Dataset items
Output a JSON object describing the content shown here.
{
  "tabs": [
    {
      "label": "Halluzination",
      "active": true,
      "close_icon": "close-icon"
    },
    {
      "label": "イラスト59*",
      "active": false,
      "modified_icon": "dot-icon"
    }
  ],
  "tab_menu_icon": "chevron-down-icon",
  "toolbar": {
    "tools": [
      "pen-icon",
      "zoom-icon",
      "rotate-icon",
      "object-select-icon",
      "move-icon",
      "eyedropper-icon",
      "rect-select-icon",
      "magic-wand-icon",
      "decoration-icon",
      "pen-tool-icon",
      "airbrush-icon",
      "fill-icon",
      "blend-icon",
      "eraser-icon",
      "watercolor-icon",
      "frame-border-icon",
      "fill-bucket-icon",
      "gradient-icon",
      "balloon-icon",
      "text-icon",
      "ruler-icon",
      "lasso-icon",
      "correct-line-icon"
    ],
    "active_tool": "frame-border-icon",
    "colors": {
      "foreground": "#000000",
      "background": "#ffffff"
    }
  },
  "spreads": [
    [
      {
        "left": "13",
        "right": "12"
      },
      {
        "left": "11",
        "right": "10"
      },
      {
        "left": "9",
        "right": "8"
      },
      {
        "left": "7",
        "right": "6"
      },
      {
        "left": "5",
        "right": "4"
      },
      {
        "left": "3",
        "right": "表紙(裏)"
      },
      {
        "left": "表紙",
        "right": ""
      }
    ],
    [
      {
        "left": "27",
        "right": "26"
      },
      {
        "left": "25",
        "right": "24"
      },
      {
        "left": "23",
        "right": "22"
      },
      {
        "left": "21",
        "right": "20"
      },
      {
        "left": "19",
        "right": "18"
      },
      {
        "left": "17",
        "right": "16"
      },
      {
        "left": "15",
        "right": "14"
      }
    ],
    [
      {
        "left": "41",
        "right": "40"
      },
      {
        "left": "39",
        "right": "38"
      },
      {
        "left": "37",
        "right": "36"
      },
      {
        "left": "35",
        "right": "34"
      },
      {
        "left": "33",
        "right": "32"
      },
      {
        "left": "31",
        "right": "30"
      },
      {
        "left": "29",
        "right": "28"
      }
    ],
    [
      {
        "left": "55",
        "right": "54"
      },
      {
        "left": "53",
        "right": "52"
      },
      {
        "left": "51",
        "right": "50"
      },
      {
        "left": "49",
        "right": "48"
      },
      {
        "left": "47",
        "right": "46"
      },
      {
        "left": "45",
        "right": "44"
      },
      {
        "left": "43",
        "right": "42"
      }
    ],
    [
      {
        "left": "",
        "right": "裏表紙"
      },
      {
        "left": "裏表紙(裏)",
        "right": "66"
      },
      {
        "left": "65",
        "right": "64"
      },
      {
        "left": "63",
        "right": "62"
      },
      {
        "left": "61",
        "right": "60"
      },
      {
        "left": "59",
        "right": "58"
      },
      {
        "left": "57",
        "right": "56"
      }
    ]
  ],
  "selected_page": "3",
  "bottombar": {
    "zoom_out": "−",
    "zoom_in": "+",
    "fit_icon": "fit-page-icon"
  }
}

• [What to do] Repeat the listing in full, keeping every line exactly as it is.

• [Written solution]
Output a JSON object describing the content shown here.
{
  "tabs": [
    {
      "label": "Halluzination",
      "active": true,
      "close_icon": "close-icon"
    },
    {
      "label": "イラスト59*",
      "active": false,
      "modified_icon": "dot-icon"
    }
  ],
  "tab_menu_icon": "chevron-down-icon",
  "toolbar": {
    "tools": [
      "pen-icon",
      "zoom-icon",
      "rotate-icon",
      "object-select-icon",
      "move-icon",
      "eyedropper-icon",
      "rect-select-icon",
      "magic-wand-icon",
      "decoration-icon",
      "pen-tool-icon",
      "airbrush-icon",
      "fill-icon",
      "blend-icon",
      "eraser-icon",
      "watercolor-icon",
      "frame-border-icon",
      "fill-bucket-icon",
      "gradient-icon",
      "balloon-icon",
      "text-icon",
      "ruler-icon",
      "lasso-icon",
      "correct-line-icon"
    ],
    "active_tool": "frame-border-icon",
    "colors": {
      "foreground": "#000000",
      "background": "#ffffff"
    }
  },
  "spreads": [
    [
      {
        "left": "13",
        "right": "12"
      },
      {
        "left": "11",
        "right": "10"
      },
      {
        "left": "9",
        "right": "8"
      },
      {
        "left": "7",
        "right": "6"
      },
      {
        "left": "5",
        "right": "4"
      },
      {
        "left": "3",
        "right": "表紙(裏)"
      },
      {
        "left": "表紙",
        "right": ""
      }
    ],
    [
      {
        "left": "27",
        "right": "26"
      },
      {
        "left": "25",
        "right": "24"
      },
      {
        "left": "23",
        "right": "22"
      },
      {
        "left": "21",
        "right": "20"
      },
      {
        "left": "19",
        "right": "18"
      },
      {
        "left": "17",
        "right": "16"
      },
      {
        "left": "15",
        "right": "14"
      }
    ],
    [
      {
        "left": "41",
        "right": "40"
      },
      {
        "left": "39",
        "right": "38"
      },
      {
        "left": "37",
        "right": "36"
      },
      {
        "left": "35",
        "right": "34"
      },
      {
        "left": "33",
        "right": "32"
      },
      {
        "left": "31",
        "right": "30"
      },
      {
        "left": "29",
        "right": "28"
      }
    ],
    [
      {
        "left": "55",
        "right": "54"
      },
      {
        "left": "53",
        "right": "52"
      },
      {
        "left": "51",
        "right": "50"
      },
      {
        "left": "49",
        "right": "48"
      },
      {
        "left": "47",
        "right": "46"
      },
      {
        "left": "45",
        "right": "44"
      },
      {
        "left": "43",
        "right": "42"
      }
    ],
    [
      {
        "left": "",
        "right": "裏表紙"
      },
      {
        "left": "裏表紙(裏)",
        "right": "66"
      },
      {
        "left": "65",
        "right": "64"
      },
      {
        "left": "63",
        "right": "62"
      },
      {
        "left": "61",
        "right": "60"
      },
      {
        "left": "59",
        "right": "58"
      },
      {
        "left": "57",
        "right": "56"
      }
    ]
  ],
  "selected_page": "3",
  "bottombar": {
    "zoom_out": "−",
    "zoom_in": "+",
    "fit_icon": "fit-page-icon"
  }
}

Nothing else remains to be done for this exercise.